[Data records]

* * * * * * *

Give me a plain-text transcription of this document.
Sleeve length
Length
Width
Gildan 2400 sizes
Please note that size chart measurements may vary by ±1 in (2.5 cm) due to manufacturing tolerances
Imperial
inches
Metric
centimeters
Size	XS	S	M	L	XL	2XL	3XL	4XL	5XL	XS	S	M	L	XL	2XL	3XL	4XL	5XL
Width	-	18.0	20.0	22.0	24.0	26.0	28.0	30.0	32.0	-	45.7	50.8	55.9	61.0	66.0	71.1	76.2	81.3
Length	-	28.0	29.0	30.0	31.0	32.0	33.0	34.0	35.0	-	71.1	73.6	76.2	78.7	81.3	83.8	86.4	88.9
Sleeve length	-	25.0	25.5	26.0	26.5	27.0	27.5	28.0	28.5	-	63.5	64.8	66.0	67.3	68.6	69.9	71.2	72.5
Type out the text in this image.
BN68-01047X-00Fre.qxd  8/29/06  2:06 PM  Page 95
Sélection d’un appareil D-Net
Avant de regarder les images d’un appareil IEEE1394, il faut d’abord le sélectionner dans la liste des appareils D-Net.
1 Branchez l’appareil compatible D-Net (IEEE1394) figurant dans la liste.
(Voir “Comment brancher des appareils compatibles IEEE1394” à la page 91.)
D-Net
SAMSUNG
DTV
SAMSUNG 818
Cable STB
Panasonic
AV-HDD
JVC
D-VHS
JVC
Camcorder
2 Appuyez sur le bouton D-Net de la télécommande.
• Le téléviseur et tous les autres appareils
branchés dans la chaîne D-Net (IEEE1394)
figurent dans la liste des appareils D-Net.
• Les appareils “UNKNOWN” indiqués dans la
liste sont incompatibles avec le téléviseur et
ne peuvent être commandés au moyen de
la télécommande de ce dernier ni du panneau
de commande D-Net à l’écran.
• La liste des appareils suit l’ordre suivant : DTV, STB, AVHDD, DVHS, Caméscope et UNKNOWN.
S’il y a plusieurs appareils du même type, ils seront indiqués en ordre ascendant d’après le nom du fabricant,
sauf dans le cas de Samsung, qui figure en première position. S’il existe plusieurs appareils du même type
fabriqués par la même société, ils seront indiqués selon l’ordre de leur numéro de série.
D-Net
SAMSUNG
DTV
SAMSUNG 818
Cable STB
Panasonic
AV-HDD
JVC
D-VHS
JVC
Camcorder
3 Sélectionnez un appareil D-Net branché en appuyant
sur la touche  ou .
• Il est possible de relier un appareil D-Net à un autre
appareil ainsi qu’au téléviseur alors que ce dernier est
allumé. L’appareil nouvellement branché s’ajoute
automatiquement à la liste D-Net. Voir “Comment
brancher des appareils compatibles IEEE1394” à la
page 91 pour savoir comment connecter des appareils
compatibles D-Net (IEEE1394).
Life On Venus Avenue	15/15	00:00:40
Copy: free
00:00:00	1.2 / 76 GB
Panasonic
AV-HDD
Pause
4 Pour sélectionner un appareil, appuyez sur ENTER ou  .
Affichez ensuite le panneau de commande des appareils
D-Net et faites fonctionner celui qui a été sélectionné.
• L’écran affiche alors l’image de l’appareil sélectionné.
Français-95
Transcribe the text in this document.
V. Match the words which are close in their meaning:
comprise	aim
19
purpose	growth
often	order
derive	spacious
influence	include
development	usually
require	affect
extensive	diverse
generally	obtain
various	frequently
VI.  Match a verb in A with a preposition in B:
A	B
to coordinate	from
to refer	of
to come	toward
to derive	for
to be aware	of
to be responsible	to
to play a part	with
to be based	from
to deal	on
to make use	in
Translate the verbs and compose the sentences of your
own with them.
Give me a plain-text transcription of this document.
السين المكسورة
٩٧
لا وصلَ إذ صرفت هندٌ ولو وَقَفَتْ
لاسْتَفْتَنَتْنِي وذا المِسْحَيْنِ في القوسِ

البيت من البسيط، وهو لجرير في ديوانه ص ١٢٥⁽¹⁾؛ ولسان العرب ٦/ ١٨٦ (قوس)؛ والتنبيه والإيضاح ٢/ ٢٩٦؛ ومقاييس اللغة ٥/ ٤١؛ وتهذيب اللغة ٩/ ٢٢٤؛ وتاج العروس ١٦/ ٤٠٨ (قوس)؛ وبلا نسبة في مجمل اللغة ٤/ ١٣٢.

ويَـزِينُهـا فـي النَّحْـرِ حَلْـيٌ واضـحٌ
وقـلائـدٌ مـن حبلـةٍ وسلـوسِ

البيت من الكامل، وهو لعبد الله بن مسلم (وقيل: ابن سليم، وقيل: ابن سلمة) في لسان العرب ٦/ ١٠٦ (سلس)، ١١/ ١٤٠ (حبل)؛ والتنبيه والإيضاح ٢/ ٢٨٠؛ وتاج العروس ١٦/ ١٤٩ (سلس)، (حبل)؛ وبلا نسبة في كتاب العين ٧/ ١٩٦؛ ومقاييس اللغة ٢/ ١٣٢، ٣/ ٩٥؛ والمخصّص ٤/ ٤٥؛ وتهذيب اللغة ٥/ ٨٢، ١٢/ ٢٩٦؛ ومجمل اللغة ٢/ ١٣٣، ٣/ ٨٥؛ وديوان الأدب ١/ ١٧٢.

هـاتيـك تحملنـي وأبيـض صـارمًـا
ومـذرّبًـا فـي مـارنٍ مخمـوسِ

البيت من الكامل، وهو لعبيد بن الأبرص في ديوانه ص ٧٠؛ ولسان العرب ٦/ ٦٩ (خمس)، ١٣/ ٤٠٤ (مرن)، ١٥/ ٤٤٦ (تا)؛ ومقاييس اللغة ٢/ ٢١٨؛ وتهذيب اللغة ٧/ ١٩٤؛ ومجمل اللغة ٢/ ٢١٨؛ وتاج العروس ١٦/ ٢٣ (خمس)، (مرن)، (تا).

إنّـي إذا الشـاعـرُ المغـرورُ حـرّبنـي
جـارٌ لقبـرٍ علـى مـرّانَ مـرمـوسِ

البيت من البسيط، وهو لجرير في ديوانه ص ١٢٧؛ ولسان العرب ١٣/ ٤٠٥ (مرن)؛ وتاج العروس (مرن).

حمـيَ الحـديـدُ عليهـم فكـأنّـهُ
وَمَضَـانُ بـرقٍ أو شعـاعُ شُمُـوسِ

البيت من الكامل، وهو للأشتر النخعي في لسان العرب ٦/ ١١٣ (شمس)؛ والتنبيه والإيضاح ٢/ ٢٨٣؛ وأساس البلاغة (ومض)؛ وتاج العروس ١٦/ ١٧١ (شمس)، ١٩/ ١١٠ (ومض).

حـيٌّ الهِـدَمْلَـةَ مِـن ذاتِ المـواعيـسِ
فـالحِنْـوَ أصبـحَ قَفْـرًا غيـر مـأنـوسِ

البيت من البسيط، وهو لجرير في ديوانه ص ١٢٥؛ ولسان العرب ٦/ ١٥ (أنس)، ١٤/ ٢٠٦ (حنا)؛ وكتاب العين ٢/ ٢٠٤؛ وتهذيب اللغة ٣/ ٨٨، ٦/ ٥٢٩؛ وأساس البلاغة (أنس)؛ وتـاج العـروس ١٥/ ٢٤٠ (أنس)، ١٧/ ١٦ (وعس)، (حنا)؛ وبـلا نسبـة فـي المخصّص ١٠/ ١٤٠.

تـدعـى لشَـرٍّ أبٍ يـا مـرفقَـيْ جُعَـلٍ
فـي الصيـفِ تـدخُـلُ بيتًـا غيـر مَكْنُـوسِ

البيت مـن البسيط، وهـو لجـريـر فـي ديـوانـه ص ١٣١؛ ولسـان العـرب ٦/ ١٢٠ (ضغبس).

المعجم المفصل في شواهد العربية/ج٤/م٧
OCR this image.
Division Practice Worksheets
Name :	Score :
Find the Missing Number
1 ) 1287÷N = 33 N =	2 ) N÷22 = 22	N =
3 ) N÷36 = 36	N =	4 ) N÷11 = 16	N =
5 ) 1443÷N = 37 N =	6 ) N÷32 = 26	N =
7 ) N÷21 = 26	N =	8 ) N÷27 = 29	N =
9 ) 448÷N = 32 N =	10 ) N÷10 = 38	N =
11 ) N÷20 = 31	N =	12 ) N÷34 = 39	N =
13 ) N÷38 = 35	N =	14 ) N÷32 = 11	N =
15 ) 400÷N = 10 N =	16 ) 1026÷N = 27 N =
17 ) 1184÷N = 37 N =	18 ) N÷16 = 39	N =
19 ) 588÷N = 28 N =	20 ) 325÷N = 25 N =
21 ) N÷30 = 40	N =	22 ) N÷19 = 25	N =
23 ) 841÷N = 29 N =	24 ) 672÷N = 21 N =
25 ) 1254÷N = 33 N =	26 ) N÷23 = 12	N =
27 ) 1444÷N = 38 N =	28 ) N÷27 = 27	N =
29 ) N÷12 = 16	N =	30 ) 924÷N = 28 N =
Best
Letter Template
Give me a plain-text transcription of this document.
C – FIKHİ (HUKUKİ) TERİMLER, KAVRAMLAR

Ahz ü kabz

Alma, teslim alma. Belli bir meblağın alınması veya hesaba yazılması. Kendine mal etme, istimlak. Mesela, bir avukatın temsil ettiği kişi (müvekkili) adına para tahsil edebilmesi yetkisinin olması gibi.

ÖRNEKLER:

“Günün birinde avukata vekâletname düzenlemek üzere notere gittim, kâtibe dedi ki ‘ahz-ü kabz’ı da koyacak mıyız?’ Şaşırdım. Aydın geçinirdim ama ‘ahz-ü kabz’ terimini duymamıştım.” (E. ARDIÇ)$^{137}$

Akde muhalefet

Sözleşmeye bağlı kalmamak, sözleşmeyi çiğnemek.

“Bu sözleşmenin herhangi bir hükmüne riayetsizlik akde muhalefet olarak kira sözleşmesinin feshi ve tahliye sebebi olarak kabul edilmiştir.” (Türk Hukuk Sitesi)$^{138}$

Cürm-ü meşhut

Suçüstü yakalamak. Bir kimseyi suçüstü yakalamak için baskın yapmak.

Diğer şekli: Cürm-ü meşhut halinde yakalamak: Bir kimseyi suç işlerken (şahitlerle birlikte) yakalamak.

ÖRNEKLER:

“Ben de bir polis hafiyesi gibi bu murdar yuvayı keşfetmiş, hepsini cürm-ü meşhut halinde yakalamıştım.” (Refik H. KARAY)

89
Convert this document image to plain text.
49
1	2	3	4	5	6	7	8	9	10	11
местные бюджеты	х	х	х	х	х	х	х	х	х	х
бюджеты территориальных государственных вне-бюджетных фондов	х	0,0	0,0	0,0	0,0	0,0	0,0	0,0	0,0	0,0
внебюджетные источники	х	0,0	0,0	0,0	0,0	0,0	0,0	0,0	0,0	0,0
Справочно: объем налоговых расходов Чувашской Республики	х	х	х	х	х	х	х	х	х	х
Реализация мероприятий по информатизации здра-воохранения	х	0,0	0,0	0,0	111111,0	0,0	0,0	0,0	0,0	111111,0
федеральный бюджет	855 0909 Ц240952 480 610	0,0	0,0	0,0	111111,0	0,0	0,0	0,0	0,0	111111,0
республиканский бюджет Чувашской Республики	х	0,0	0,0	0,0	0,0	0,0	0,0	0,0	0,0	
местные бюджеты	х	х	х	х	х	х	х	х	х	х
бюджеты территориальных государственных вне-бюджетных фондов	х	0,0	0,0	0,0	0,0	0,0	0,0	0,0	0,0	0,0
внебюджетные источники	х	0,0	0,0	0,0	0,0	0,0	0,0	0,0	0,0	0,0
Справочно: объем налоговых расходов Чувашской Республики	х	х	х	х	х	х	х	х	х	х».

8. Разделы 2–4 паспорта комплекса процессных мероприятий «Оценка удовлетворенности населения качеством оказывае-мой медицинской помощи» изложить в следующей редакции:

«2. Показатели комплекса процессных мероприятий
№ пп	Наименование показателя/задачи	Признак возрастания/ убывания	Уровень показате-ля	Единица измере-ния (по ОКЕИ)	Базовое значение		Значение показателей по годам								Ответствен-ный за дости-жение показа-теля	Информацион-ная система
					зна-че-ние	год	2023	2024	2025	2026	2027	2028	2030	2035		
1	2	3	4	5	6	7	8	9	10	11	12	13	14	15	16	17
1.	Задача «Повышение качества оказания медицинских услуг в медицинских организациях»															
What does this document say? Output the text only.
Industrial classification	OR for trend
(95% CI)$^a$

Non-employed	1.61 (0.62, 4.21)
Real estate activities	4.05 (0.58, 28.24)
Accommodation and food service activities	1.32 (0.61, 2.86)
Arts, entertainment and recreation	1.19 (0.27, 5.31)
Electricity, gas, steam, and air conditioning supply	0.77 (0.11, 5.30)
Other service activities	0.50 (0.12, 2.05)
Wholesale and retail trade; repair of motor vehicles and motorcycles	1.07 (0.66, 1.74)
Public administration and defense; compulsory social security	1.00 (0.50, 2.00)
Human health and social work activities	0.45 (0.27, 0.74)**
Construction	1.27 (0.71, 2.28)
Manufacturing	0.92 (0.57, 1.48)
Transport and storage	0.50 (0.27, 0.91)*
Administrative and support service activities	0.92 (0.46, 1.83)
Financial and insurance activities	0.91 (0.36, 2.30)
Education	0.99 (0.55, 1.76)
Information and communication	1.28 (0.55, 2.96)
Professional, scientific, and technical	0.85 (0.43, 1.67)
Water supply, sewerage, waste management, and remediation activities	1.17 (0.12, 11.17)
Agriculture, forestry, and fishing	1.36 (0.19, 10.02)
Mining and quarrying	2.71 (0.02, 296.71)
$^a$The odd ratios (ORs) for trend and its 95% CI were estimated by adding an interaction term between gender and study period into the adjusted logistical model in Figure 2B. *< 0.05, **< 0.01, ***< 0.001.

* * * * * * *

### PROBLEM REQUIREMENTS
Copy out every line where the word "meşhut" occurs.

### COMPLETE OUTPUT
Cürm-ü meşhut
Diğer şekli: Cürm-ü meşhut halinde yakalamak: Bir kimseyi suç işlerken (şahitlerle birlikte) yakalamak.
“Ben de bir polis hafiyesi gibi bu murdar yuvayı keşfetmiş, hepsini cürm-ü meşhut halinde yakalamıştım.” (Refik H. KARAY)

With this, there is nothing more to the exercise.